▸ WHAT NEEDS TO BE DONE
Find each line containing the string "amount" and return it.

Raw records:

****

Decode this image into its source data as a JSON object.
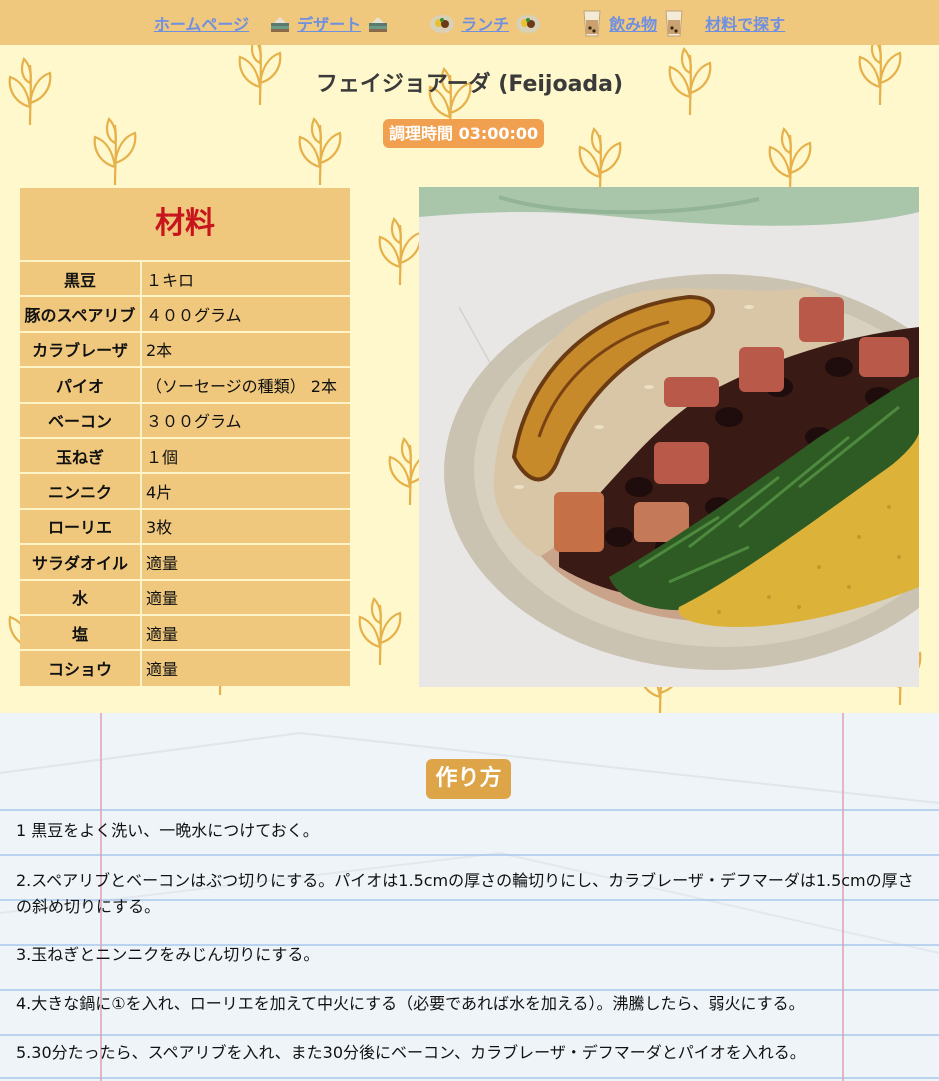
{
  "nav": {
    "items": [
      {
        "label": "ホームページ"
      },
      {
        "label": "デザート"
      },
      {
        "label": "ランチ"
      },
      {
        "label": "飲み物"
      },
      {
        "label": "材料で探す"
      }
    ]
  },
  "recipe": {
    "title": "フェイジョアーダ (Feijoada)",
    "cook_time": "調理時間 03:00:00"
  },
  "ingredients": {
    "heading": "材料",
    "rows": [
      {
        "name": "黒豆",
        "amount": "１キロ"
      },
      {
        "name": "豚のスペアリブ",
        "amount": "４００グラム"
      },
      {
        "name": "カラブレーザ",
        "amount": "2本"
      },
      {
        "name": "パイオ",
        "amount": "（ソーセージの種類） 2本"
      },
      {
        "name": "ベーコン",
        "amount": "３００グラム"
      },
      {
        "name": "玉ねぎ",
        "amount": "１個"
      },
      {
        "name": "ニンニク",
        "amount": "4片"
      },
      {
        "name": "ローリエ",
        "amount": "3枚"
      },
      {
        "name": "サラダオイル",
        "amount": "適量"
      },
      {
        "name": "水",
        "amount": "適量"
      },
      {
        "name": "塩",
        "amount": "適量"
      },
      {
        "name": "コショウ",
        "amount": "適量"
      }
    ]
  },
  "method": {
    "heading": "作り方",
    "steps": [
      "1 黒豆をよく洗い、一晩水につけておく。",
      "2.スペアリブとベーコンはぶつ切りにする。パイオは1.5cmの厚さの輪切りにし、カラブレーザ・デフマーダは1.5cmの厚さの斜め切りにする。",
      "3.玉ねぎとニンニクをみじん切りにする。",
      "4.大きな鍋に①を入れ、ローリエを加えて中火にする（必要であれば水を加える）。沸騰したら、弱火にする。",
      "5.30分たったら、スペアリブを入れ、また30分後にベーコン、カラブレーザ・デフマーダとパイオを入れる。"
    ]
  },
  "colors": {
    "nav_bg": "#efc87e",
    "link": "#6f8fe0",
    "page_bg": "#fff8cc",
    "heading_red": "#c8141c",
    "badge": "#f0a04e",
    "howto_badge": "#dea448"
  }
}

****

▸ ANSWER
        "amount": "１キロ"
        "amount": "４００グラム"
        "amount": "2本"
        "amount": "（ソーセージの種類） 2本"
        "amount": "３００グラム"
        "amount": "１個"
        "amount": "4片"
        "amount": "3枚"
        "amount": "適量"
        "amount": "適量"
        "amount": "適量"
        "amount": "適量"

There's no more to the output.